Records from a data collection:

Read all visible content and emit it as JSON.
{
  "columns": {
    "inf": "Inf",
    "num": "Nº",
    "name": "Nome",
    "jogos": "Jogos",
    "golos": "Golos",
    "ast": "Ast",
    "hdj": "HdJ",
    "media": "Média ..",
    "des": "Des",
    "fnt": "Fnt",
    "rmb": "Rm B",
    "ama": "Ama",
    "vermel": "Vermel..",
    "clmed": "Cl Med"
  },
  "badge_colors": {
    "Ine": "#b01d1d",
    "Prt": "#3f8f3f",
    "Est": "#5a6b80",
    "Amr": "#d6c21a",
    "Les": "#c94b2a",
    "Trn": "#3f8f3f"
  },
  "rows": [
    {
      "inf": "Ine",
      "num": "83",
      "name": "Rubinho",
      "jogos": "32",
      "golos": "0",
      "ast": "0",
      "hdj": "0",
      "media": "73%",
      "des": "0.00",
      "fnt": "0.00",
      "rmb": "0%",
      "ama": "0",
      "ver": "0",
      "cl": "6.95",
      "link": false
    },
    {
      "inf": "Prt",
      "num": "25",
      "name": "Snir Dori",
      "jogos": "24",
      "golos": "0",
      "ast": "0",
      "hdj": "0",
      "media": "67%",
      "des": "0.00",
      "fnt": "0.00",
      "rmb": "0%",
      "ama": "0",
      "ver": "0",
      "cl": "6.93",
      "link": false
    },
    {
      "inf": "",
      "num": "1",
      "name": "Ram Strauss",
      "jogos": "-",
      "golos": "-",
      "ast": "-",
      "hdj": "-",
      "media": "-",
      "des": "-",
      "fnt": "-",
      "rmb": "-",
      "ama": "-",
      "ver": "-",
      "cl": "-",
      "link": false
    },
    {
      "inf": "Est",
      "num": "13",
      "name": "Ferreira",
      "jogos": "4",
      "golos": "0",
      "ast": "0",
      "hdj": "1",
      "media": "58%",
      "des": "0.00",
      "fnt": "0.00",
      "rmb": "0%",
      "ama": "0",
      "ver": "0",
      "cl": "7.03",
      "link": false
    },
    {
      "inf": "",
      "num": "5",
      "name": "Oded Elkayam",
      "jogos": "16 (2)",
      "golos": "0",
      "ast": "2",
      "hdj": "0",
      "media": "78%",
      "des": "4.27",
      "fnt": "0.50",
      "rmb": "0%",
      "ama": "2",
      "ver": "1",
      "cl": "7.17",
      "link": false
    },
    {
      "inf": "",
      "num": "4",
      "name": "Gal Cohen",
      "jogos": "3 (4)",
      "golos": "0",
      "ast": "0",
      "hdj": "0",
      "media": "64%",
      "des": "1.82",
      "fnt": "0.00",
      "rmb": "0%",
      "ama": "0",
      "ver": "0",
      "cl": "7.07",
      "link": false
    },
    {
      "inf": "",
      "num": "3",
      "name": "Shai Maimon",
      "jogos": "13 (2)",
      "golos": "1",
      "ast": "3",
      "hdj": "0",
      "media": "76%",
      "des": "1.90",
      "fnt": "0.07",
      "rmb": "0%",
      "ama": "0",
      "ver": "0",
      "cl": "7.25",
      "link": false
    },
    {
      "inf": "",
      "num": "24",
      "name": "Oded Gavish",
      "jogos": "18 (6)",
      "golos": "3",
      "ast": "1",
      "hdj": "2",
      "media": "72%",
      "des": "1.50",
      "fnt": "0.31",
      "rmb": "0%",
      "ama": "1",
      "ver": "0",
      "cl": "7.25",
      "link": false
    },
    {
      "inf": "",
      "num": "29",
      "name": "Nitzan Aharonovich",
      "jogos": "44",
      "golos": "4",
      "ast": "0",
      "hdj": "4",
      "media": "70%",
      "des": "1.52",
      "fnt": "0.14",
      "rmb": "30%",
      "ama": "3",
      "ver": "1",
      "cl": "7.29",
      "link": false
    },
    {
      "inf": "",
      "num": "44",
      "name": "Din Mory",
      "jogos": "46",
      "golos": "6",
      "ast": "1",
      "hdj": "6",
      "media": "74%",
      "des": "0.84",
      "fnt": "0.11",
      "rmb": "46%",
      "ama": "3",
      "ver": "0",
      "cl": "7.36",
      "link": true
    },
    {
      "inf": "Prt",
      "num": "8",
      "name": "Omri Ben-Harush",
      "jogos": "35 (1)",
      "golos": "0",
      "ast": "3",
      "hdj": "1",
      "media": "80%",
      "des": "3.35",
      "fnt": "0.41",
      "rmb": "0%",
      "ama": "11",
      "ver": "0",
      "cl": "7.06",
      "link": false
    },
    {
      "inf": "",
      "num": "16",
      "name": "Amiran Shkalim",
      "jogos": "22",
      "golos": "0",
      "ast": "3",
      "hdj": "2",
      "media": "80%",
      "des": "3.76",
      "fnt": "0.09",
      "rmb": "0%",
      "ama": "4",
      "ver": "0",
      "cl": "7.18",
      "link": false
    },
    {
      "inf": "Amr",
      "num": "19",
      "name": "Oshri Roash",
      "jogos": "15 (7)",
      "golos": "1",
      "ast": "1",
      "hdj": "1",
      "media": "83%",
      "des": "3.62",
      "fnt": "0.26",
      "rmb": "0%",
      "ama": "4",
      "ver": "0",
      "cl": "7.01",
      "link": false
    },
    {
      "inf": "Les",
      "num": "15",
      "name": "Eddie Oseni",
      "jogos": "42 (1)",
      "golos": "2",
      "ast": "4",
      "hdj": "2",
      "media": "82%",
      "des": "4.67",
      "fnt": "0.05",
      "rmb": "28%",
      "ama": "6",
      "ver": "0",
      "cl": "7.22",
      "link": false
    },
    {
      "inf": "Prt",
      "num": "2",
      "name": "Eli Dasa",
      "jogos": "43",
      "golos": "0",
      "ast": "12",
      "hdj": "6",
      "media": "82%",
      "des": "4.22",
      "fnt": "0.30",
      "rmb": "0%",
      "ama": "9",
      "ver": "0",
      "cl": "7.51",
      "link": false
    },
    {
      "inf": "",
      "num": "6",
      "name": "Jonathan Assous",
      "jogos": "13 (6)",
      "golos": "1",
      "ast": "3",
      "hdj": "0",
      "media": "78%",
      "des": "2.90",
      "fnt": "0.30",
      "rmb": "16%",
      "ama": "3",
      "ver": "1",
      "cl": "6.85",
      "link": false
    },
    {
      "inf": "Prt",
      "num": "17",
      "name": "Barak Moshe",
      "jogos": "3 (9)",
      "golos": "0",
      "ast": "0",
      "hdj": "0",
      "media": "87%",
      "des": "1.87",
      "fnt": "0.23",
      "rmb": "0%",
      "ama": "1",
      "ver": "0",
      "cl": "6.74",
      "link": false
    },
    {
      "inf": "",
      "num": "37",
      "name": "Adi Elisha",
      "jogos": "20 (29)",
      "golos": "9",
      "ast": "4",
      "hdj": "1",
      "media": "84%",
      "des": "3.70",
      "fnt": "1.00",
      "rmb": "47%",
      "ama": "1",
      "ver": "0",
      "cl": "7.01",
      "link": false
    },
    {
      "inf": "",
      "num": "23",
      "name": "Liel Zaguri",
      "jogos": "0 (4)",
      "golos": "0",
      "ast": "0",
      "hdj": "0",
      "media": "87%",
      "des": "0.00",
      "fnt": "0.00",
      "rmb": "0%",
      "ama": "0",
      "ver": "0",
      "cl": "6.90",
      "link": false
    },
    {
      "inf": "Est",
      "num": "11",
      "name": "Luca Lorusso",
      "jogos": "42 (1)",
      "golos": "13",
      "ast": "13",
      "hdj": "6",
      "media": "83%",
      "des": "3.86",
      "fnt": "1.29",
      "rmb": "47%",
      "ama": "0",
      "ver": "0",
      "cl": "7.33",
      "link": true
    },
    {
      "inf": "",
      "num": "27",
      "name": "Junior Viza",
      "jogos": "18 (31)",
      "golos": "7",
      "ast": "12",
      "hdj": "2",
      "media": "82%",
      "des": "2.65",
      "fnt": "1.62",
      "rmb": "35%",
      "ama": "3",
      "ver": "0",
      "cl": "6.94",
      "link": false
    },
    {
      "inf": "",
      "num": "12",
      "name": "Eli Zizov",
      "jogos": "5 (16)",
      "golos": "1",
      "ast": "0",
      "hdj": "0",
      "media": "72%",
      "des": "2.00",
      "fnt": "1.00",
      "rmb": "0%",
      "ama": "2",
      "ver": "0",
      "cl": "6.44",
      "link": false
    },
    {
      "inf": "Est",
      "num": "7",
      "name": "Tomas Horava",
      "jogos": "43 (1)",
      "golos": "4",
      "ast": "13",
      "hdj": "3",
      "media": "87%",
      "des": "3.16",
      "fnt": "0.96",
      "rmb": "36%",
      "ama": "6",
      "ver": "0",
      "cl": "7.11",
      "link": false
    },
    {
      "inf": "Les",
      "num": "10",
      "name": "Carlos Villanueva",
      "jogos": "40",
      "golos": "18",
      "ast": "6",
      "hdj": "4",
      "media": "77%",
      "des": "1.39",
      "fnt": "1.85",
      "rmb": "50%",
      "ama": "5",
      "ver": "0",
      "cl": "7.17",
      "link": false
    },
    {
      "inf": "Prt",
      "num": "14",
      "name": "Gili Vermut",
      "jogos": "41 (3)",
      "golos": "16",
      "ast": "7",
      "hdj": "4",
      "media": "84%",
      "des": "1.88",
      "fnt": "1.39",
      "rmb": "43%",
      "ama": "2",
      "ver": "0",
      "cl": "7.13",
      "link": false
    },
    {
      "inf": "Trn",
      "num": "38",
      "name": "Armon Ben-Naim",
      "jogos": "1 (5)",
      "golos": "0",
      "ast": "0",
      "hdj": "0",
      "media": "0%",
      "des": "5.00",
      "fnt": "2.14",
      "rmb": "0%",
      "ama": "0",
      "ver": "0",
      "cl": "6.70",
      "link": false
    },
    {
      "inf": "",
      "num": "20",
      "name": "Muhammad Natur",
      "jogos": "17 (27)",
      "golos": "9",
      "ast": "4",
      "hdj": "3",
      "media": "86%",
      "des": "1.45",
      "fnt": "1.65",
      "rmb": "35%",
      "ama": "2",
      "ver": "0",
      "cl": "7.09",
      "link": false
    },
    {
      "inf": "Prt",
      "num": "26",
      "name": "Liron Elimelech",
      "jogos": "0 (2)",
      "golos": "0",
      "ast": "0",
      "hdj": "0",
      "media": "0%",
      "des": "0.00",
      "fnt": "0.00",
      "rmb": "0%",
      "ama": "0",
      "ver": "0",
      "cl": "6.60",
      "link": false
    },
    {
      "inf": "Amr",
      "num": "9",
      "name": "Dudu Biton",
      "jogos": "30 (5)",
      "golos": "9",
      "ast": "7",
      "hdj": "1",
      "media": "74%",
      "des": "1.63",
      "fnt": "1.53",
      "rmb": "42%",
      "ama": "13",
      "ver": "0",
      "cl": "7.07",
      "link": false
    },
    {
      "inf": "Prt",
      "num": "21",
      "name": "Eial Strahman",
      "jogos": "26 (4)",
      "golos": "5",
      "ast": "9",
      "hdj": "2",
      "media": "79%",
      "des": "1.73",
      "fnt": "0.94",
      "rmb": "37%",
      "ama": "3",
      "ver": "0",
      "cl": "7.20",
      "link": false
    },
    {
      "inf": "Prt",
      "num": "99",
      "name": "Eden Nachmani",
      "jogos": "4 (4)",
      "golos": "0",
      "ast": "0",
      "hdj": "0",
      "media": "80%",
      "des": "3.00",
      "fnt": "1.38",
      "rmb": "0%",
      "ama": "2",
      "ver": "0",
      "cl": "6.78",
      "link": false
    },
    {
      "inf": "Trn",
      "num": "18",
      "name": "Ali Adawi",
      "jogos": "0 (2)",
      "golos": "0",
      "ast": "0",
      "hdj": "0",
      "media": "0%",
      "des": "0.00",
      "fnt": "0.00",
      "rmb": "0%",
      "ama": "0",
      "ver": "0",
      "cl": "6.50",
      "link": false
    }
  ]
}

* * *

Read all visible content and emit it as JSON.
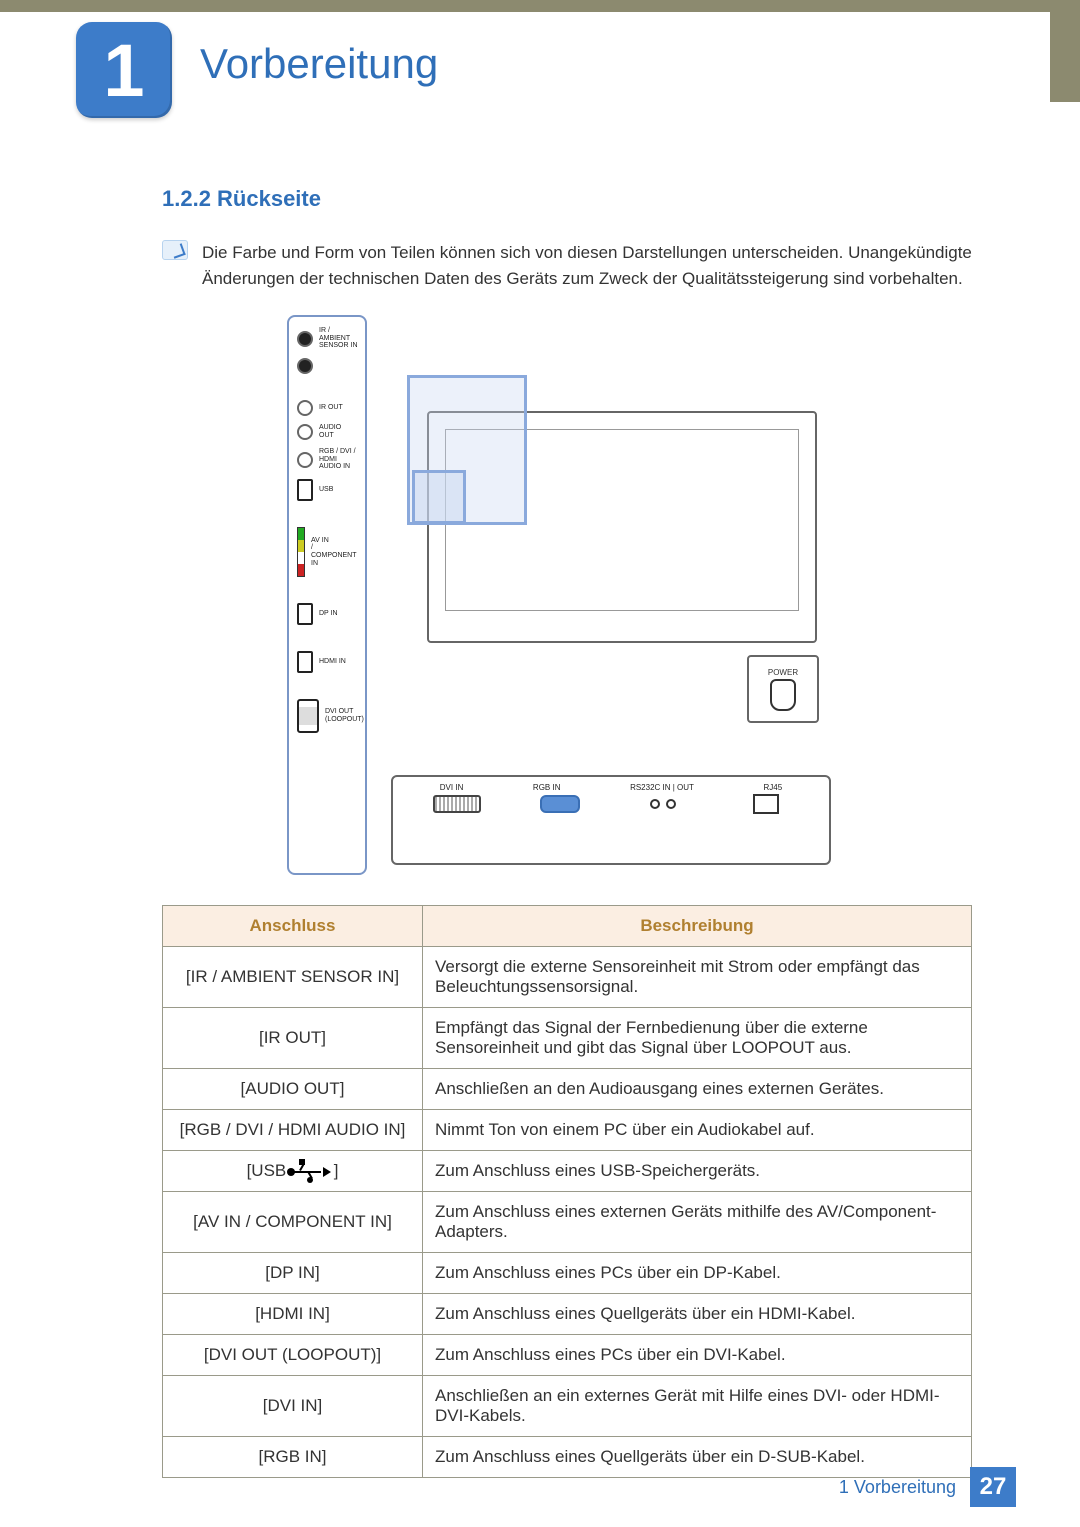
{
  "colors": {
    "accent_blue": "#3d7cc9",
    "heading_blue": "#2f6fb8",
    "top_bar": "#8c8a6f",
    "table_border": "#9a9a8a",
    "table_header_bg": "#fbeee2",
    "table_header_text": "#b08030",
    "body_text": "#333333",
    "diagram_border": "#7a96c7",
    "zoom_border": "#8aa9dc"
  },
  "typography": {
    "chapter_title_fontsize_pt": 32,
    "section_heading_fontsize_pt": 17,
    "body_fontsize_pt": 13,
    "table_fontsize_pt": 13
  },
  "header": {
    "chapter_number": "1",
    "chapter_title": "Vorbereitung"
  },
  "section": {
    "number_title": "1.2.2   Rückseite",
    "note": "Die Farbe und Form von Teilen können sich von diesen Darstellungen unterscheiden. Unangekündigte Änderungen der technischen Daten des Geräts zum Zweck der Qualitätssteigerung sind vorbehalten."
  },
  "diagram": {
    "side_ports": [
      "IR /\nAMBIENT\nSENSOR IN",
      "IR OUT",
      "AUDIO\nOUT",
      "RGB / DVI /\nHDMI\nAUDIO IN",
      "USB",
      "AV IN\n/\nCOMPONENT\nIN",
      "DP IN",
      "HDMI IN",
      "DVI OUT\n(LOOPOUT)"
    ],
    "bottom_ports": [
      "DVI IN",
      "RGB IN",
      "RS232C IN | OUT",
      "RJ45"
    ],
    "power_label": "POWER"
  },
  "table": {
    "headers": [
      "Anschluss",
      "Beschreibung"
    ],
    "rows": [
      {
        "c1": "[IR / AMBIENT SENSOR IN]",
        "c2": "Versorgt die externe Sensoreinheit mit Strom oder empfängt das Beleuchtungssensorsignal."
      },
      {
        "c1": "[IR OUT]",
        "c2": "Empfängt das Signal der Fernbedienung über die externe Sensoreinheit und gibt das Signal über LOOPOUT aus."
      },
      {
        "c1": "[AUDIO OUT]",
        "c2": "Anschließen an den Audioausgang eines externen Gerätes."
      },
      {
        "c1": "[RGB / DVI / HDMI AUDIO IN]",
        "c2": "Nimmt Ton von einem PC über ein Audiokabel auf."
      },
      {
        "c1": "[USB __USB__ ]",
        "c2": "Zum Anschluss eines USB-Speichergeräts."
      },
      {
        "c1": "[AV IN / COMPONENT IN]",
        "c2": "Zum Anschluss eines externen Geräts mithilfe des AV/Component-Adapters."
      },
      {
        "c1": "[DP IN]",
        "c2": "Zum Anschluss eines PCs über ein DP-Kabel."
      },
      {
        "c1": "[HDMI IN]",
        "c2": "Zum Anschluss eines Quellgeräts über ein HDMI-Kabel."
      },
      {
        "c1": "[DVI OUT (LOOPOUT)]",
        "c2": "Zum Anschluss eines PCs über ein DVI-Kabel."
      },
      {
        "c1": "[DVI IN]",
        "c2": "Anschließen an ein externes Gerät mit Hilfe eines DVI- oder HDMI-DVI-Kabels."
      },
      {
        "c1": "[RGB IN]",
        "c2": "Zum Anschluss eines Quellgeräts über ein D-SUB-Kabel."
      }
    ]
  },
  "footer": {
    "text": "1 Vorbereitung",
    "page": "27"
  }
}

Stated exercise: Write out each line of the data that holds the string "Vorbereitung".

The output:
    "chapter_title": "Vorbereitung"
    "text": "1 Vorbereitung",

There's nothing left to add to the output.